[Collection entries]

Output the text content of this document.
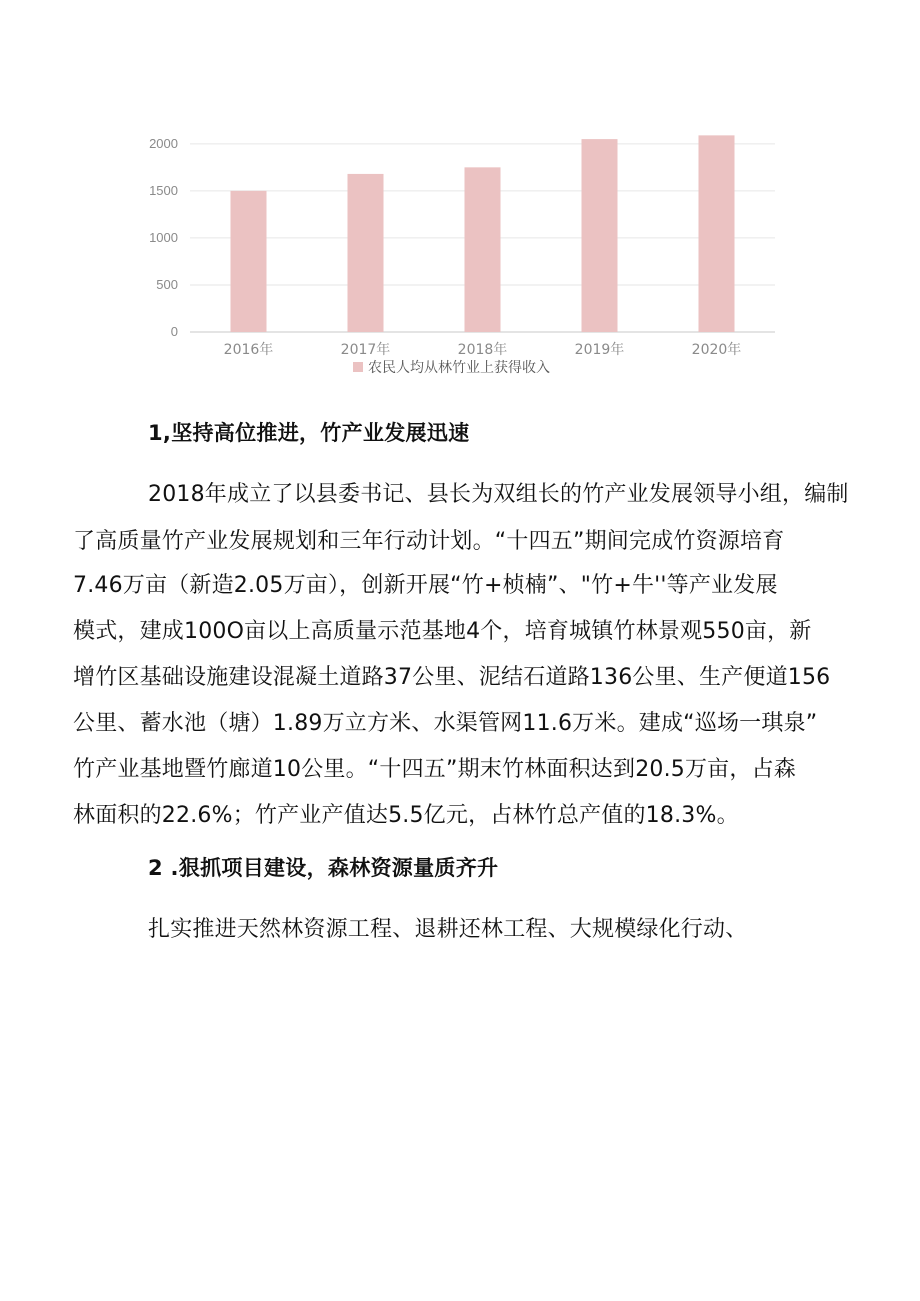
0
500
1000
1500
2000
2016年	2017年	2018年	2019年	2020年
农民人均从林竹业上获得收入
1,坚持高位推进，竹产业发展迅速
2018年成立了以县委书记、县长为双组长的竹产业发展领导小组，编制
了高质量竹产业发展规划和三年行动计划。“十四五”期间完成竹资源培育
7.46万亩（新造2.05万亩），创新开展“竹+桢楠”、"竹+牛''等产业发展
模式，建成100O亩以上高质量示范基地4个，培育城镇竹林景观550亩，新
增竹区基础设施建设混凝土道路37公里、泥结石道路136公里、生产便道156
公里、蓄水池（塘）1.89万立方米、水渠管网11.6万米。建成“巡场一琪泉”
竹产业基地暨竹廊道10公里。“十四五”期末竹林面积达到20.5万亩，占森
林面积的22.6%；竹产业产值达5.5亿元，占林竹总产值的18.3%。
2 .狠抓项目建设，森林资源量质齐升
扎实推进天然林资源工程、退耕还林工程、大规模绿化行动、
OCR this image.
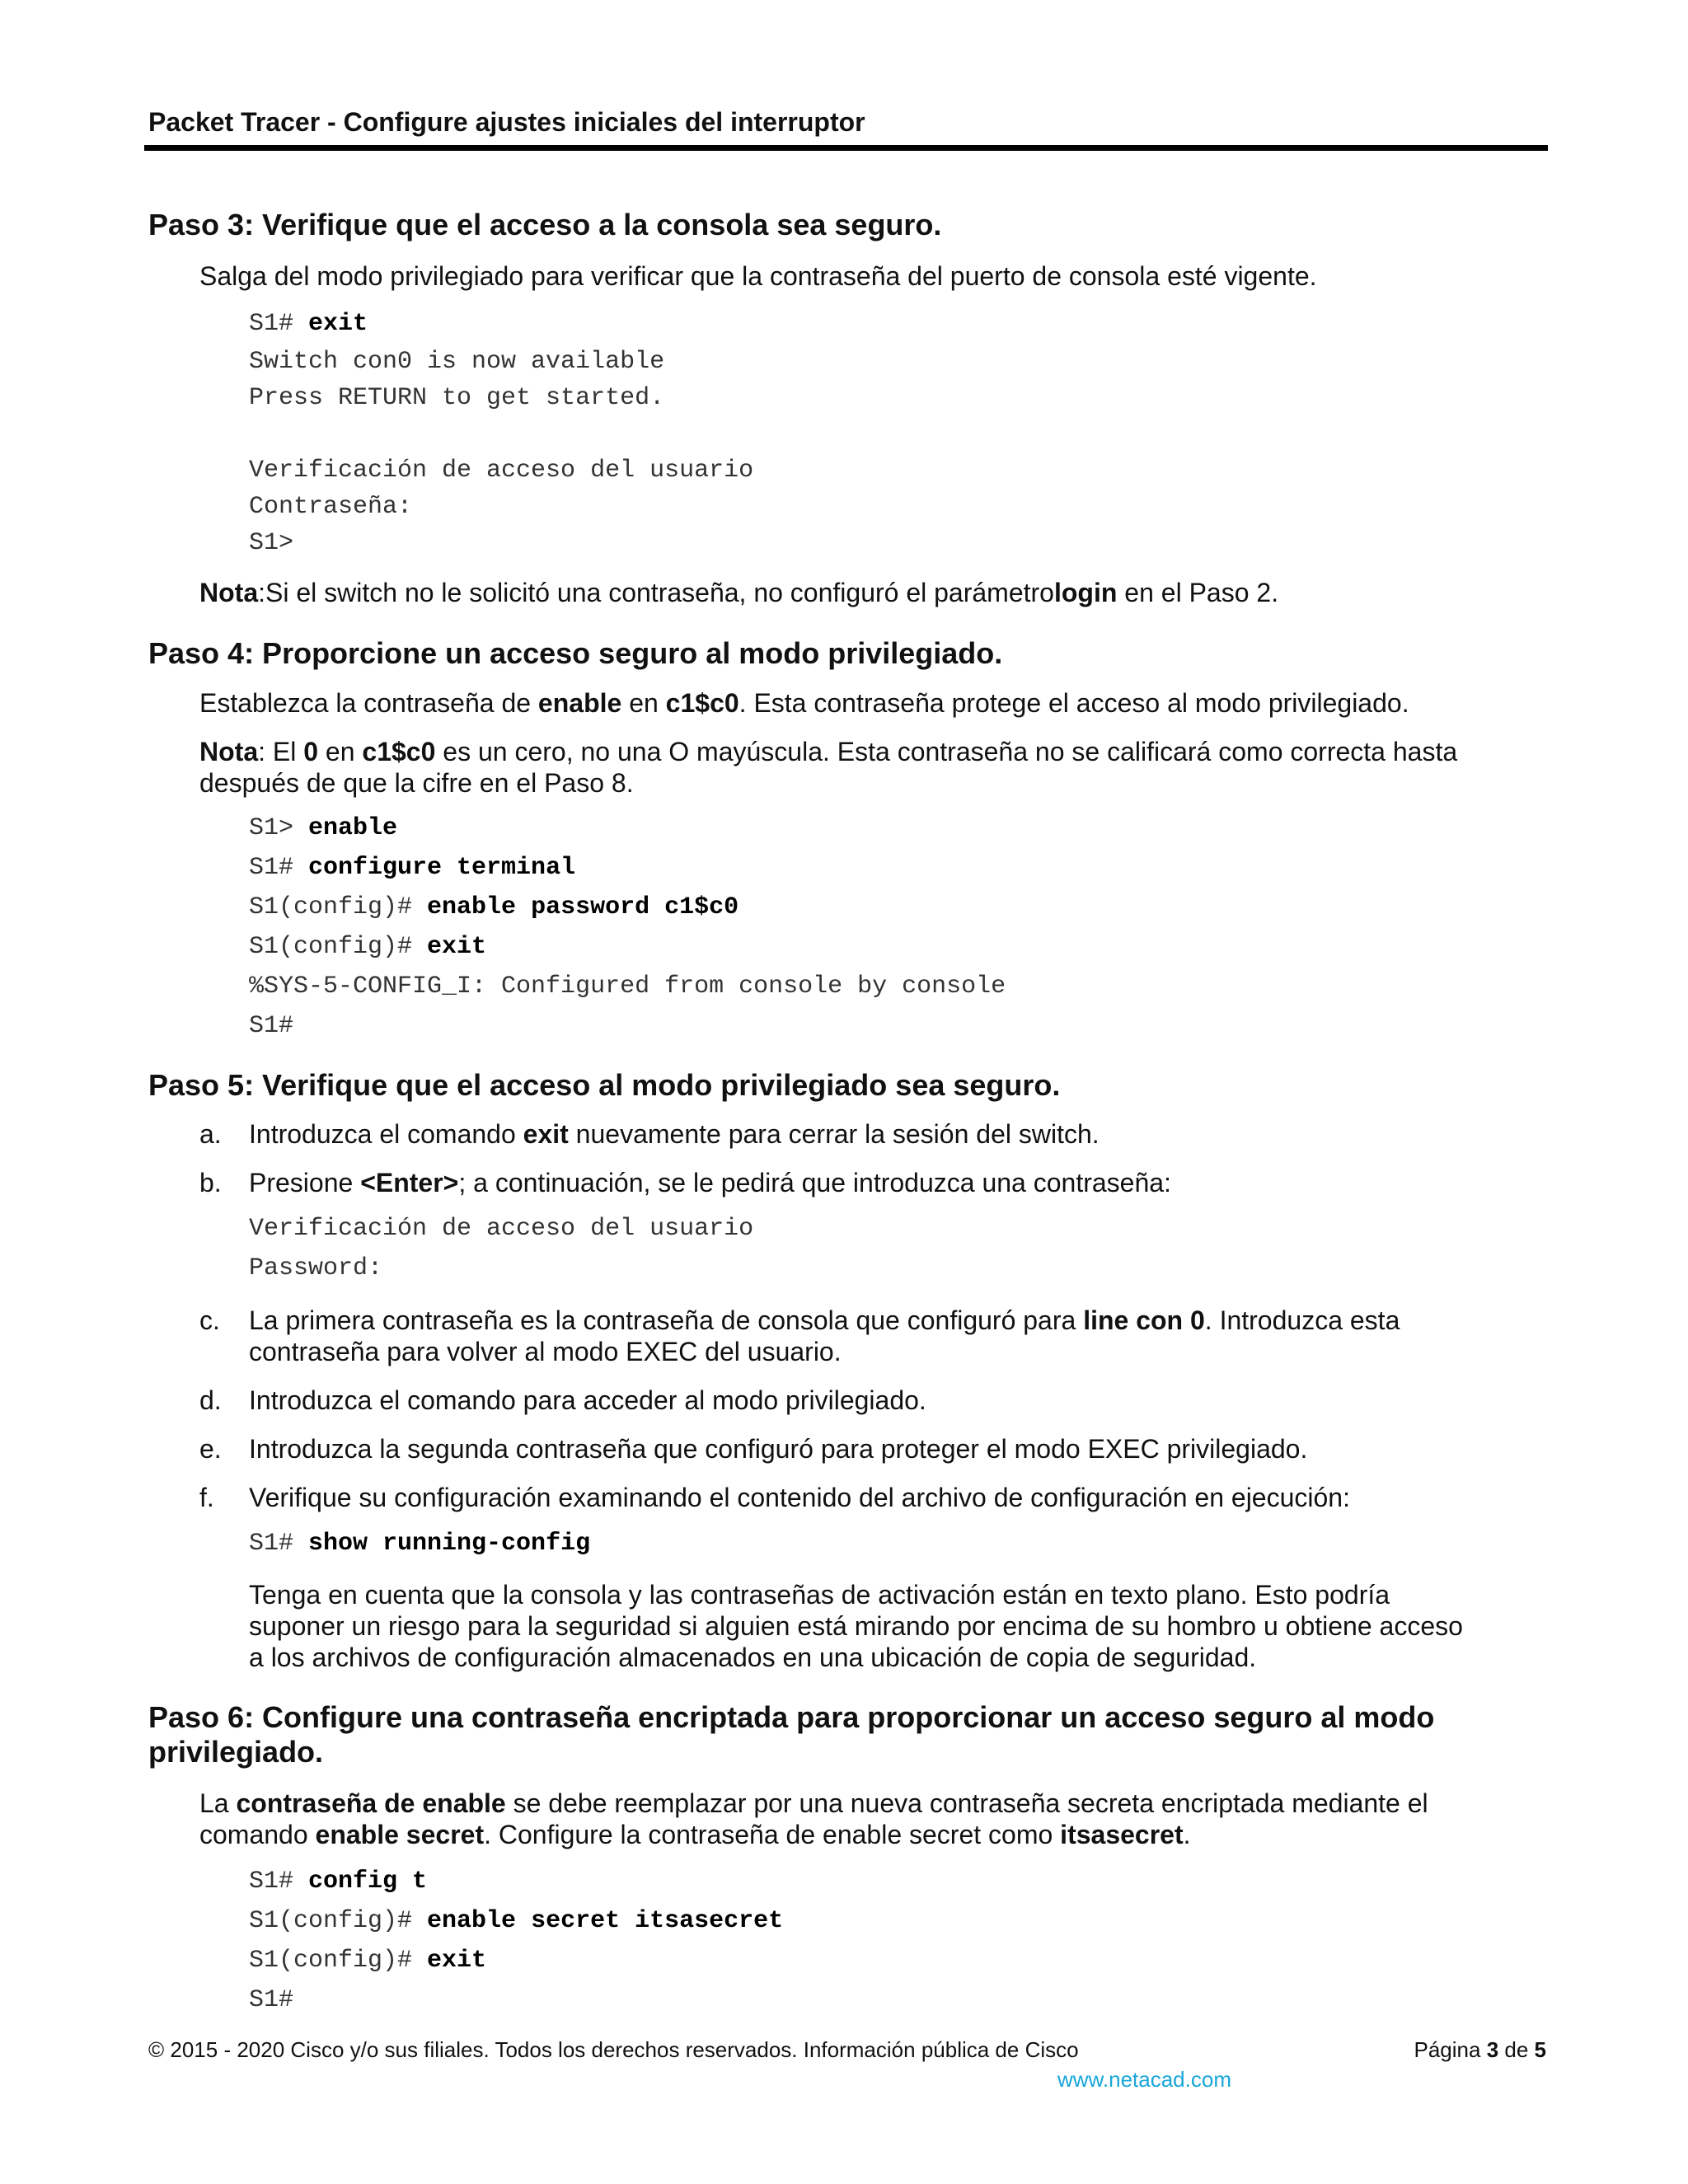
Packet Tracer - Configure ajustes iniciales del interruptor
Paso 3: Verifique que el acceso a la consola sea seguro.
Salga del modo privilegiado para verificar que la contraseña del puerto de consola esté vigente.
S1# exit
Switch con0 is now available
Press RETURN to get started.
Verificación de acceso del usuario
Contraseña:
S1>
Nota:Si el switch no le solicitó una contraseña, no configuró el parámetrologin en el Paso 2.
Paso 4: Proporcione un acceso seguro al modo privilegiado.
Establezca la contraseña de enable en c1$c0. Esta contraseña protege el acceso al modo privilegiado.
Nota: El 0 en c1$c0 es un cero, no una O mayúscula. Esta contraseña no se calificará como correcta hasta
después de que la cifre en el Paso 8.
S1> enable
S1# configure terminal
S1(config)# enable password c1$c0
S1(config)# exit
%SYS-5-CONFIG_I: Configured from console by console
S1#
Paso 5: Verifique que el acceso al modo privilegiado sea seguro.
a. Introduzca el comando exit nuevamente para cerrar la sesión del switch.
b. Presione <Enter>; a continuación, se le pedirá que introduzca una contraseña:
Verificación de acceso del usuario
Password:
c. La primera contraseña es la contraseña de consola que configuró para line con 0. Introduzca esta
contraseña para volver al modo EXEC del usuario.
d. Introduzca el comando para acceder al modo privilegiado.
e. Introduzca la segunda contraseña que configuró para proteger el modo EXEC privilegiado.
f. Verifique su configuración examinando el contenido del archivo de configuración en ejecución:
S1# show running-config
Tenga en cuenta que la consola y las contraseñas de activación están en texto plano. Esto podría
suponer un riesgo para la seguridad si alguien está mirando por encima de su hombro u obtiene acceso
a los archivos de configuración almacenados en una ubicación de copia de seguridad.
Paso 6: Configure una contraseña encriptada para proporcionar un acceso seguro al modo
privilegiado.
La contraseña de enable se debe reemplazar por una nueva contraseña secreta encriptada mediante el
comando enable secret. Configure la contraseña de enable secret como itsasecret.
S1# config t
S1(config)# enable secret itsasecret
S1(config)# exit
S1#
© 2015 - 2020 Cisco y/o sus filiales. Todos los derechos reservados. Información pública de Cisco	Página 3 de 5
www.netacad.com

#### [What you should do]
Above are records with pictures; repeat the records exactly and leave the pictures out.

#### [Finished task]
Output the text content of this document.
0
500
1000
1500
2000
2016年	2017年	2018年	2019年	2020年
农民人均从林竹业上获得收入
1,坚持高位推进，竹产业发展迅速
2018年成立了以县委书记、县长为双组长的竹产业发展领导小组，编制
了高质量竹产业发展规划和三年行动计划。“十四五”期间完成竹资源培育
7.46万亩（新造2.05万亩），创新开展“竹+桢楠”、"竹+牛''等产业发展
模式，建成100O亩以上高质量示范基地4个，培育城镇竹林景观550亩，新
增竹区基础设施建设混凝土道路37公里、泥结石道路136公里、生产便道156
公里、蓄水池（塘）1.89万立方米、水渠管网11.6万米。建成“巡场一琪泉”
竹产业基地暨竹廊道10公里。“十四五”期末竹林面积达到20.5万亩，占森
林面积的22.6%；竹产业产值达5.5亿元，占林竹总产值的18.3%。
2 .狠抓项目建设，森林资源量质齐升
扎实推进天然林资源工程、退耕还林工程、大规模绿化行动、
OCR this image.
Packet Tracer - Configure ajustes iniciales del interruptor
Paso 3: Verifique que el acceso a la consola sea seguro.
Salga del modo privilegiado para verificar que la contraseña del puerto de consola esté vigente.
S1# exit
Switch con0 is now available
Press RETURN to get started.
Verificación de acceso del usuario
Contraseña:
S1>
Nota:Si el switch no le solicitó una contraseña, no configuró el parámetrologin en el Paso 2.
Paso 4: Proporcione un acceso seguro al modo privilegiado.
Establezca la contraseña de enable en c1$c0. Esta contraseña protege el acceso al modo privilegiado.
Nota: El 0 en c1$c0 es un cero, no una O mayúscula. Esta contraseña no se calificará como correcta hasta
después de que la cifre en el Paso 8.
S1> enable
S1# configure terminal
S1(config)# enable password c1$c0
S1(config)# exit
%SYS-5-CONFIG_I: Configured from console by console
S1#
Paso 5: Verifique que el acceso al modo privilegiado sea seguro.
a. Introduzca el comando exit nuevamente para cerrar la sesión del switch.
b. Presione <Enter>; a continuación, se le pedirá que introduzca una contraseña:
Verificación de acceso del usuario
Password:
c. La primera contraseña es la contraseña de consola que configuró para line con 0. Introduzca esta
contraseña para volver al modo EXEC del usuario.
d. Introduzca el comando para acceder al modo privilegiado.
e. Introduzca la segunda contraseña que configuró para proteger el modo EXEC privilegiado.
f. Verifique su configuración examinando el contenido del archivo de configuración en ejecución:
S1# show running-config
Tenga en cuenta que la consola y las contraseñas de activación están en texto plano. Esto podría
suponer un riesgo para la seguridad si alguien está mirando por encima de su hombro u obtiene acceso
a los archivos de configuración almacenados en una ubicación de copia de seguridad.
Paso 6: Configure una contraseña encriptada para proporcionar un acceso seguro al modo
privilegiado.
La contraseña de enable se debe reemplazar por una nueva contraseña secreta encriptada mediante el
comando enable secret. Configure la contraseña de enable secret como itsasecret.
S1# config t
S1(config)# enable secret itsasecret
S1(config)# exit
S1#
© 2015 - 2020 Cisco y/o sus filiales. Todos los derechos reservados. Información pública de Cisco	Página 3 de 5
www.netacad.com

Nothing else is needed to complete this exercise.